Set problem:
Each line containing the word "graph" should be found and copied.

══ Dataset entries

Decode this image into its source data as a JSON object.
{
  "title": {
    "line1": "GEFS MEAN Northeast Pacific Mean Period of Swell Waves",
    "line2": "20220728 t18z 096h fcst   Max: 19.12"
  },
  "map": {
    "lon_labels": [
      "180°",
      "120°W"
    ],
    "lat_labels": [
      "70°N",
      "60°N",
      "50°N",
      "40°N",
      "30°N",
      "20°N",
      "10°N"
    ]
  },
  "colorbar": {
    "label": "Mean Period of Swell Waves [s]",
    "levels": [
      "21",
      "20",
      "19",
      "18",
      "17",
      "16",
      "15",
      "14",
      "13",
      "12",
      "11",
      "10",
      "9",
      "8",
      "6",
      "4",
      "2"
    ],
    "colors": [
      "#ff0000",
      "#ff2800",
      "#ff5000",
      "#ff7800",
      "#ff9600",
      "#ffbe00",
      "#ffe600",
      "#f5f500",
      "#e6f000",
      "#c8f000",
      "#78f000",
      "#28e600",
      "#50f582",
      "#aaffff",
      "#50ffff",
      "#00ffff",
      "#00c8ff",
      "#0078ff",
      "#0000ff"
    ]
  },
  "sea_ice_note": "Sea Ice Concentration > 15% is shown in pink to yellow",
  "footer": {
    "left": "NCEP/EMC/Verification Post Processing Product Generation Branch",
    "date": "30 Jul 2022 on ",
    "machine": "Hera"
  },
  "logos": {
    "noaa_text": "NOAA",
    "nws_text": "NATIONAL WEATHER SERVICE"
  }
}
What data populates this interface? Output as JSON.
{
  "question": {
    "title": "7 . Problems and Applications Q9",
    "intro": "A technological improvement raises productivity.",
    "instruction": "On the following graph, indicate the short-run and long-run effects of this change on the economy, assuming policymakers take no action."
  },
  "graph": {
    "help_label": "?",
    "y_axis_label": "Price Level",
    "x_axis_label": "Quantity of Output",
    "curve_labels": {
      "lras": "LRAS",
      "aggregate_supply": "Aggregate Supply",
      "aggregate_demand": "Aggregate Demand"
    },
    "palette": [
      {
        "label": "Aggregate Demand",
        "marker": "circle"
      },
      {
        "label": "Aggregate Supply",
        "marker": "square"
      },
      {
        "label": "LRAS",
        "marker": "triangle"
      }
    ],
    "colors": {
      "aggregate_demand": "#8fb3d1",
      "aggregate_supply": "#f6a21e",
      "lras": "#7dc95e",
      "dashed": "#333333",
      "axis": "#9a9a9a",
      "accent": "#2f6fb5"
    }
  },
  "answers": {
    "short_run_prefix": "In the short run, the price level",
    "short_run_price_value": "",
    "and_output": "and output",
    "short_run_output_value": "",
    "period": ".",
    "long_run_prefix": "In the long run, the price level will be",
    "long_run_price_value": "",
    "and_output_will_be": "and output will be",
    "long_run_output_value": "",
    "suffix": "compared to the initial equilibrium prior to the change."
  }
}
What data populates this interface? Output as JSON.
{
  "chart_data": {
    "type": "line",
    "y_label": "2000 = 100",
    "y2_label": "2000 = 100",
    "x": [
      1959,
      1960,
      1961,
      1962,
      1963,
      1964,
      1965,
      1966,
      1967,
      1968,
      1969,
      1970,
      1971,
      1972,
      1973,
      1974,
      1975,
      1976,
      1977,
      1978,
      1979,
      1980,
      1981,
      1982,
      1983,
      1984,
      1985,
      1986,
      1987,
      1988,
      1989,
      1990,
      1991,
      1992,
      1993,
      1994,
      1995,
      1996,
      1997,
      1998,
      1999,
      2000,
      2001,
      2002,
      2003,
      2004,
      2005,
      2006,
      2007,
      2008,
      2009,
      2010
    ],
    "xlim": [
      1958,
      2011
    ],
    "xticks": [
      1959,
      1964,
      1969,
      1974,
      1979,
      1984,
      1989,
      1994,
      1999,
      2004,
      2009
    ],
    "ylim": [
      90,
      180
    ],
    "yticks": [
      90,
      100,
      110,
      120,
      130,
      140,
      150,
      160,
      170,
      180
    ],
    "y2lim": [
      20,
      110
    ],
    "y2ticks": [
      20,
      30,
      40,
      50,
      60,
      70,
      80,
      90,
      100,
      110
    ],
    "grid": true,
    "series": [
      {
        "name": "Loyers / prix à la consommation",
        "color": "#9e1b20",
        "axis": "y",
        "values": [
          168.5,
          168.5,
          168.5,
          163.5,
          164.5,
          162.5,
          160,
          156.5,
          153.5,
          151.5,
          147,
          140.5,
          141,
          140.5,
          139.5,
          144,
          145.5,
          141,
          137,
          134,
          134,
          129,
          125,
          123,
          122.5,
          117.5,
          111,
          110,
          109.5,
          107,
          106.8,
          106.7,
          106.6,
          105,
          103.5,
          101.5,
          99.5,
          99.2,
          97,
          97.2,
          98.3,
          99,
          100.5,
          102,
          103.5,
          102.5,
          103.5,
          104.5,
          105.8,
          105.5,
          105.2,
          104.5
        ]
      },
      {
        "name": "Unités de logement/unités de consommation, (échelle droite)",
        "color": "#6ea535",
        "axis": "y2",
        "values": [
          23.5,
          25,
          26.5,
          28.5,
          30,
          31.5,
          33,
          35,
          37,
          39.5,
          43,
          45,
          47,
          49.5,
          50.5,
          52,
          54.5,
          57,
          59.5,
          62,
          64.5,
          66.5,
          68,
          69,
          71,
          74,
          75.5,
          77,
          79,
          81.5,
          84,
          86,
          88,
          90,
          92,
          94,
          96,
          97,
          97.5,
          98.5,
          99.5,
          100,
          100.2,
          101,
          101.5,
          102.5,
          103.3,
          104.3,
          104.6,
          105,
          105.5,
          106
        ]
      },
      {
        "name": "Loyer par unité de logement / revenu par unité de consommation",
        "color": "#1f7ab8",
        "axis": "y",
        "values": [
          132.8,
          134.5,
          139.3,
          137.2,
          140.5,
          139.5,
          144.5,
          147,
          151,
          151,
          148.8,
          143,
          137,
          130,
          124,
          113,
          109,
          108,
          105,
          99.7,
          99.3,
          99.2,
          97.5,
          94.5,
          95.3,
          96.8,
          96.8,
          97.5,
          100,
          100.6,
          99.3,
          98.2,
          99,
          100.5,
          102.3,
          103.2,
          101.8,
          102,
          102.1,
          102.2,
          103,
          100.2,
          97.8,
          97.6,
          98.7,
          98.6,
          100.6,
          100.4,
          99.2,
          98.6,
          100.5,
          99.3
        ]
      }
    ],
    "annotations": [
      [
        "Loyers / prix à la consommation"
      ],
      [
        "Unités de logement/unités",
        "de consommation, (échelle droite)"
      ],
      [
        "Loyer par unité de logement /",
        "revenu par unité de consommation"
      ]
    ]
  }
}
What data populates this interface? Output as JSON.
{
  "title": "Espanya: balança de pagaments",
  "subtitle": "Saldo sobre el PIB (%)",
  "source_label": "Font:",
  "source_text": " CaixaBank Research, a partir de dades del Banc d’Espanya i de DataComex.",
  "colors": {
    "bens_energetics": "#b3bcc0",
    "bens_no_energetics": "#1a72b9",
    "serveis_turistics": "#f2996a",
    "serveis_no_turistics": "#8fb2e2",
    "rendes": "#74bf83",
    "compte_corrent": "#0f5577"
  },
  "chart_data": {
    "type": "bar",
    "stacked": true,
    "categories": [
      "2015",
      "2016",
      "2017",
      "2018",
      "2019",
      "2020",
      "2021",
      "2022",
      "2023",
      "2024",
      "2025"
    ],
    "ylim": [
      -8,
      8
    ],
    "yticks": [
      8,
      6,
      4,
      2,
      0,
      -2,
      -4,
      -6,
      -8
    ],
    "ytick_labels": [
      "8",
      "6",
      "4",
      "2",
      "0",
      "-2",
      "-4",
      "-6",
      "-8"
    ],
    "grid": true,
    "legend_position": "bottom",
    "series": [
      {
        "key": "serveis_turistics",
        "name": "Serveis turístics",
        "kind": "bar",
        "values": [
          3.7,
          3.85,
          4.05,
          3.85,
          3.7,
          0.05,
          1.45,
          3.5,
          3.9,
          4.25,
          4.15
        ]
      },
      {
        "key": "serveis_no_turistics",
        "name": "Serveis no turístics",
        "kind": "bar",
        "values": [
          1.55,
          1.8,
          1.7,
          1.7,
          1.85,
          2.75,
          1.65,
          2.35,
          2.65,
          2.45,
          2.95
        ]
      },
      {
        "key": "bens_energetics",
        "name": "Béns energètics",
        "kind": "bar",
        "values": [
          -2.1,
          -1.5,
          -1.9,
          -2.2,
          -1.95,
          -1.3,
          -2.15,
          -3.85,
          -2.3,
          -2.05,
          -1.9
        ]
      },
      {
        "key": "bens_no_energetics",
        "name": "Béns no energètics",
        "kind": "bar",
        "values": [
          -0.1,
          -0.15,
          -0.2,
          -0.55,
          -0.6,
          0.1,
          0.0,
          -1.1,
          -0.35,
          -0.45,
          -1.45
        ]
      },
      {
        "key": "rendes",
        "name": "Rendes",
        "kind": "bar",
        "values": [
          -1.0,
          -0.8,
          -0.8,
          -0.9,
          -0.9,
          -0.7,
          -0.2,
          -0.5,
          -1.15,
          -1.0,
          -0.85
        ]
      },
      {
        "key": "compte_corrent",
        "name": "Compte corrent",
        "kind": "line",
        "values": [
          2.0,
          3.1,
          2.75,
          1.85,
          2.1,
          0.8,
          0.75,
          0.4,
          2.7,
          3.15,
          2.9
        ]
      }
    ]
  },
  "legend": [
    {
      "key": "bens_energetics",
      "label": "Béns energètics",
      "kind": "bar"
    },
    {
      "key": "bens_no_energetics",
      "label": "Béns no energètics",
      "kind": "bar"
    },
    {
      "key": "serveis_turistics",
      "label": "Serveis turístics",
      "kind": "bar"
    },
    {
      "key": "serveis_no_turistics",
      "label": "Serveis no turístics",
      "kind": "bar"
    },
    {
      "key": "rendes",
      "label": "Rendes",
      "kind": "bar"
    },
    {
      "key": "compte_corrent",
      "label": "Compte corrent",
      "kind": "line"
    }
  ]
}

════

Exercise output:
    "instruction": "On the following graph, indicate the short-run and long-run effects of this change on the economy, assuming policymakers take no action."
  "graph": {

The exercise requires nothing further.